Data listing
** Begin **
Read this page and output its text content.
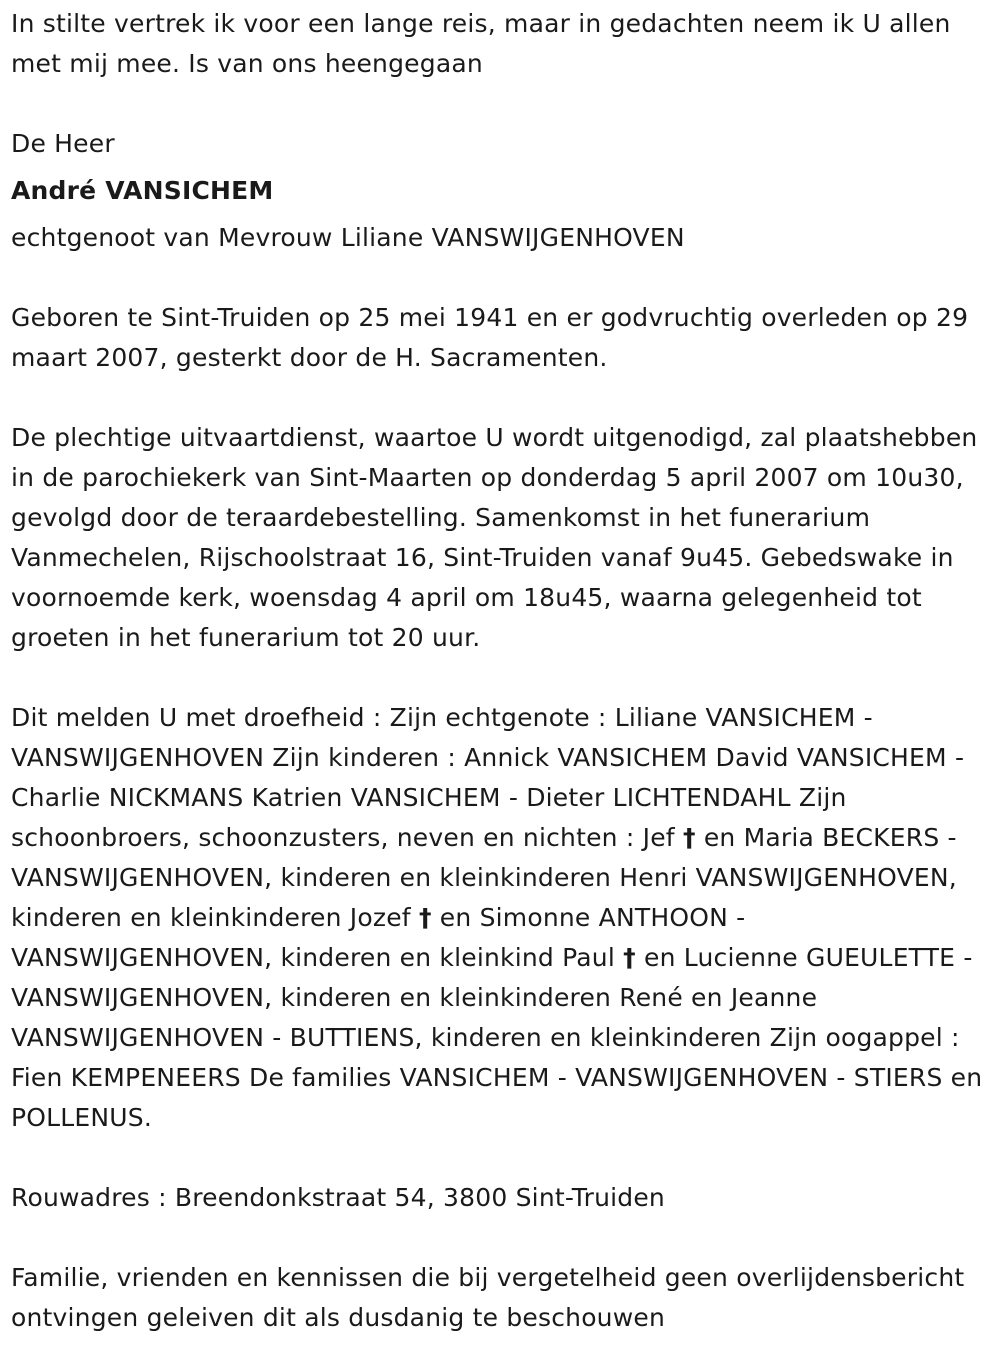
In stilte vertrek ik voor een lange reis, maar in gedachten neem ik U allen met mij mee. Is van ons heengegaan

De Heer

André VANSICHEM

echtgenoot van Mevrouw Liliane VANSWIJGENHOVEN

Geboren te Sint-Truiden op 25 mei 1941 en er godvruchtig overleden op 29 maart 2007, gesterkt door de H. Sacramenten.

De plechtige uitvaartdienst, waartoe U wordt uitgenodigd, zal plaatshebben in de parochiekerk van Sint-Maarten op donderdag 5 april 2007 om 10u30, gevolgd door de teraardebestelling. Samenkomst in het funerarium Vanmechelen, Rijschoolstraat 16, Sint-Truiden vanaf 9u45. Gebedswake in voornoemde kerk, woensdag 4 april om 18u45, waarna gelegenheid tot groeten in het funerarium tot 20 uur.

Dit melden U met droefheid : Zijn echtgenote : Liliane VANSICHEM - VANSWIJGENHOVEN Zijn kinderen : Annick VANSICHEM David VANSICHEM - Charlie NICKMANS Katrien VANSICHEM - Dieter LICHTENDAHL Zijn schoonbroers, schoonzusters, neven en nichten : Jef † en Maria BECKERS - VANSWIJGENHOVEN, kinderen en kleinkinderen Henri VANSWIJGENHOVEN, kinderen en kleinkinderen Jozef † en Simonne ANTHOON - VANSWIJGENHOVEN, kinderen en kleinkind Paul † en Lucienne GUEULETTE - VANSWIJGENHOVEN, kinderen en kleinkinderen René en Jeanne VANSWIJGENHOVEN - BUTTIENS, kinderen en kleinkinderen Zijn oogappel : Fien KEMPENEERS De families VANSICHEM - VANSWIJGENHOVEN - STIERS en POLLENUS.

Rouwadres : Breendonkstraat 54, 3800 Sint-Truiden

Familie, vrienden en kennissen die bij vergetelheid geen overlijdensbericht ontvingen geleiven dit als dusdanig te beschouwen
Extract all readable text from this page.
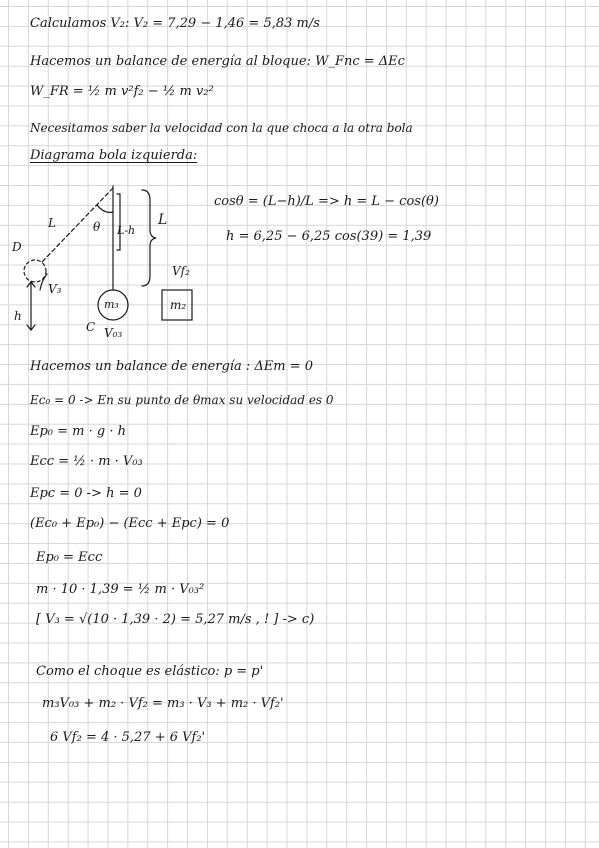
Calculamos V₂: V₂ = 7,29 − 1,46 = 5,83 m/s
Hacemos un balance de energía al bloque: W_Fnc = ΔEc
W_FR = ½ m v²f₂ − ½ m v₂²
Necesitamos saber la velocidad con la que choca a la otra bola
Diagrama bola izquierda:
cosθ = (L−h)/L => h = L − cos(θ)
h = 6,25 − 6,25 cos(39) = 1,39
Hacemos un balance de energía : ΔEm = 0
Ec₀ = 0 -> En su punto de θmax su velocidad es 0
Ep₀ = m · g · h
Ecc = ½ · m · V₀₃
Epc = 0 -> h = 0
(Ec₀ + Ep₀) − (Ecc + Epc) = 0
Ep₀ = Ecc
m · 10 · 1,39 = ½ m · V₀₃²
[ V₃ = √(10 · 1,39 · 2) = 5,27 m/s , ! ] -> c)
Como el choque es elástico: p = p'
m₃V₀₃ + m₂ · Vf₂ = m₃ · V₃ + m₂ · Vf₂'
6 Vf₂ = 4 · 5,27 + 6 Vf₂'
L	θ L-h
L
D
V₃
h
C
m₃
V₀₃
Vf₂
m₂
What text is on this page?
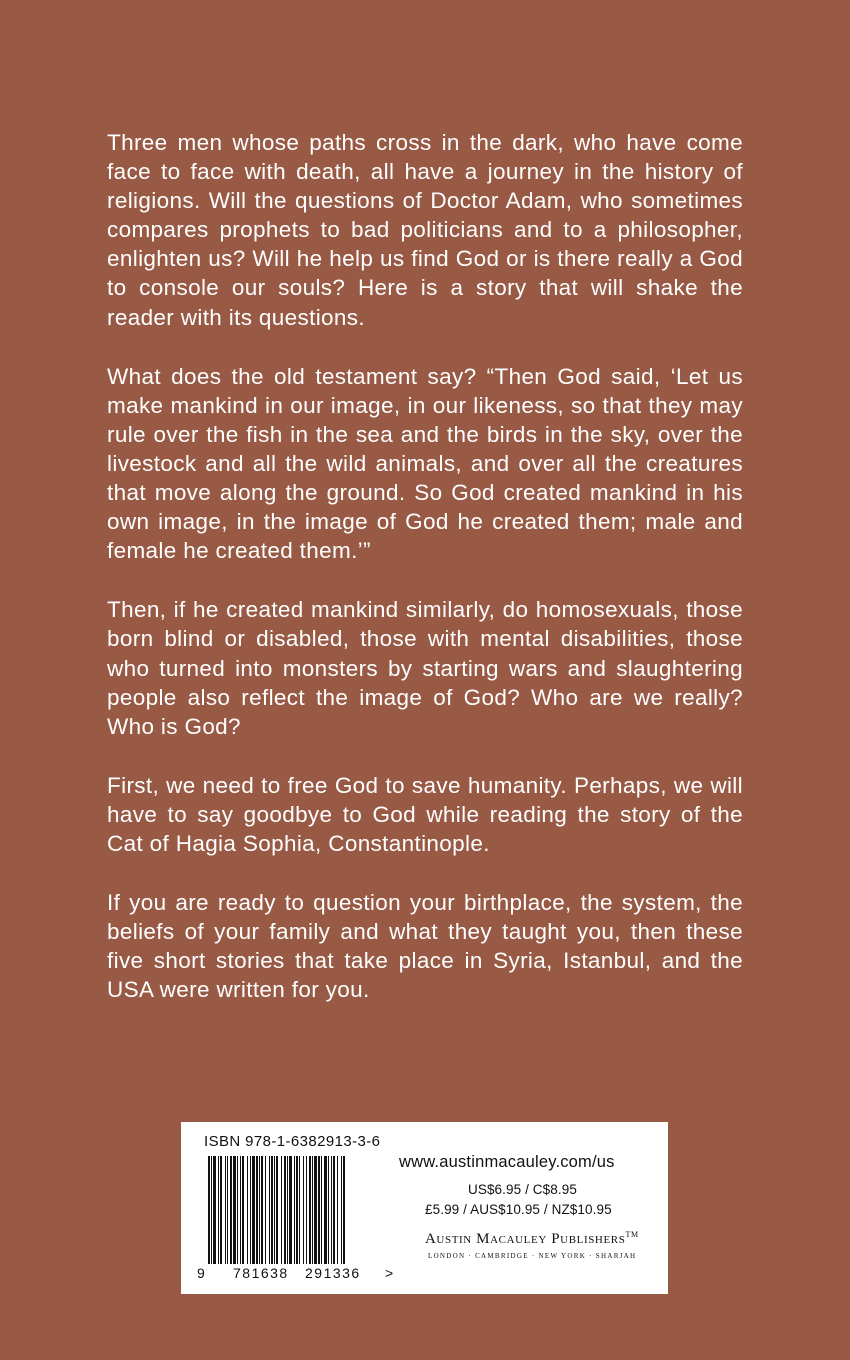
Three men whose paths cross in the dark, who have come face to face with death, all have a journey in the history of religions. Will the questions of Doctor Adam, who sometimes compares prophets to bad politicians and to a philosopher, enlighten us? Will he help us find God or is there really a God to console our souls? Here is a story that will shake the reader with its questions.

What does the old testament say? “Then God said, ‘Let us make mankind in our image, in our likeness, so that they may rule over the fish in the sea and the birds in the sky, over the livestock and all the wild animals, and over all the creatures that move along the ground. So God created mankind in his own image, in the image of God he created them; male and female he created them.’”

Then, if he created mankind similarly, do homosexuals, those born blind or disabled, those with mental disabilities, those who turned into monsters by starting wars and slaughtering people also reflect the image of God? Who are we really? Who is God?

First, we need to free God to save humanity. Perhaps, we will have to say goodbye to God while reading the story of the Cat of Hagia Sophia, Constantinople.

If you are ready to question your birthplace, the system, the beliefs of your family and what they taught you, then these five short stories that take place in Syria, Istanbul, and the USA were written for you.

ISBN 978-1-6382913-3-6
9 781638 291336 >
www.austinmacauley.com/us
US$6.95 / C$8.95
£5.99 / AUS$10.95 / NZ$10.95
Austin Macauley Publishers™
LONDON · CAMBRIDGE · NEW YORK · SHARJAH
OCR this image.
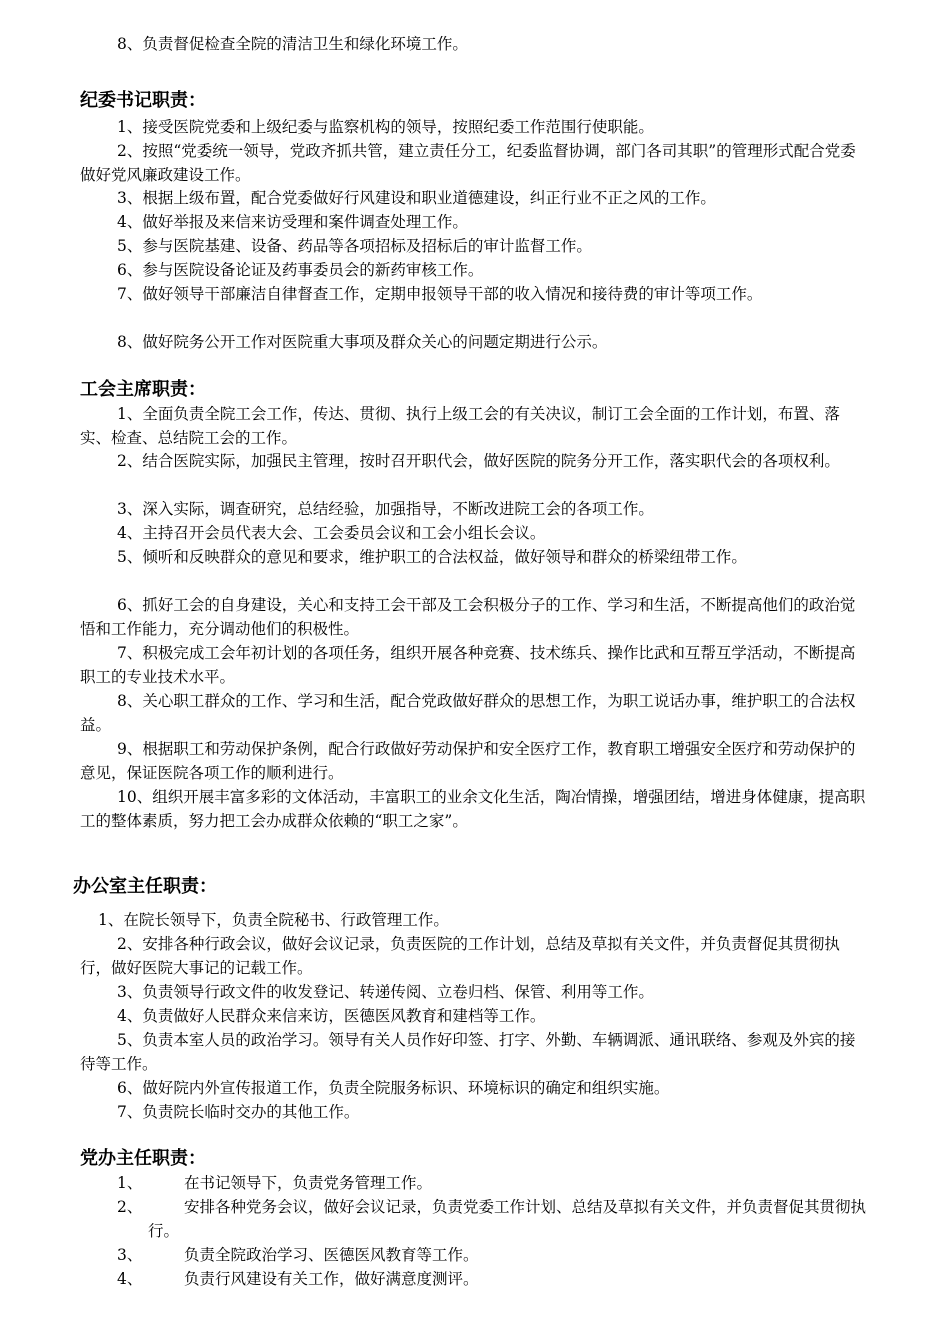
8、负责督促检查全院的清洁卫生和绿化环境工作。
纪委书记职责：
1、接受医院党委和上级纪委与监察机构的领导，按照纪委工作范围行使职能。
2、按照“党委统一领导，党政齐抓共管，建立责任分工，纪委监督协调，部门各司其职”的管理形式配合党委做好党风廉政建设工作。
3、根据上级布置，配合党委做好行风建设和职业道德建设，纠正行业不正之风的工作。
4、做好举报及来信来访受理和案件调查处理工作。
5、参与医院基建、设备、药品等各项招标及招标后的审计监督工作。
6、参与医院设备论证及药事委员会的新药审核工作。
7、做好领导干部廉洁自律督查工作，定期申报领导干部的收入情况和接待费的审计等项工作。
8、做好院务公开工作对医院重大事项及群众关心的问题定期进行公示。
工会主席职责：
1、全面负责全院工会工作，传达、贯彻、执行上级工会的有关决议，制订工会全面的工作计划，布置、落实、检查、总结院工会的工作。
2、结合医院实际，加强民主管理，按时召开职代会，做好医院的院务分开工作，落实职代会的各项权利。
3、深入实际，调查研究，总结经验，加强指导，不断改进院工会的各项工作。
4、主持召开会员代表大会、工会委员会议和工会小组长会议。
5、倾听和反映群众的意见和要求，维护职工的合法权益，做好领导和群众的桥梁纽带工作。
6、抓好工会的自身建设，关心和支持工会干部及工会积极分子的工作、学习和生活，不断提高他们的政治觉悟和工作能力，充分调动他们的积极性。
7、积极完成工会年初计划的各项任务，组织开展各种竞赛、技术练兵、操作比武和互帮互学活动，不断提高职工的专业技术水平。
8、关心职工群众的工作、学习和生活，配合党政做好群众的思想工作，为职工说话办事，维护职工的合法权益。
9、根据职工和劳动保护条例，配合行政做好劳动保护和安全医疗工作，教育职工增强安全医疗和劳动保护的意见，保证医院各项工作的顺利进行。
10、组织开展丰富多彩的文体活动，丰富职工的业余文化生活，陶冶情操，增强团结，增进身体健康，提高职工的整体素质，努力把工会办成群众依赖的“职工之家”。
办公室主任职责：
1、在院长领导下，负责全院秘书、行政管理工作。
2、安排各种行政会议，做好会议记录，负责医院的工作计划，总结及草拟有关文件，并负责督促其贯彻执行，做好医院大事记的记载工作。
3、负责领导行政文件的收发登记、转递传阅、立卷归档、保管、利用等工作。
4、负责做好人民群众来信来访，医德医风教育和建档等工作。
5、负责本室人员的政治学习。领导有关人员作好印签、打字、外勤、车辆调派、通讯联络、参观及外宾的接待等工作。
6、做好院内外宣传报道工作，负责全院服务标识、环境标识的确定和组织实施。
7、负责院长临时交办的其他工作。
党办主任职责：
1、	在书记领导下，负责党务管理工作。
2、	安排各种党务会议，做好会议记录，负责党委工作计划、总结及草拟有关文件，并负责督促其贯彻执行。
3、	负责全院政治学习、医德医风教育等工作。
4、	负责行风建设有关工作，做好满意度测评。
** End **
*Work instructions:*
Copy each line containing the word "page" from the data.

*Written response:*
Read this page and output its text content.
Extract all readable text from this page.
What text is on this page?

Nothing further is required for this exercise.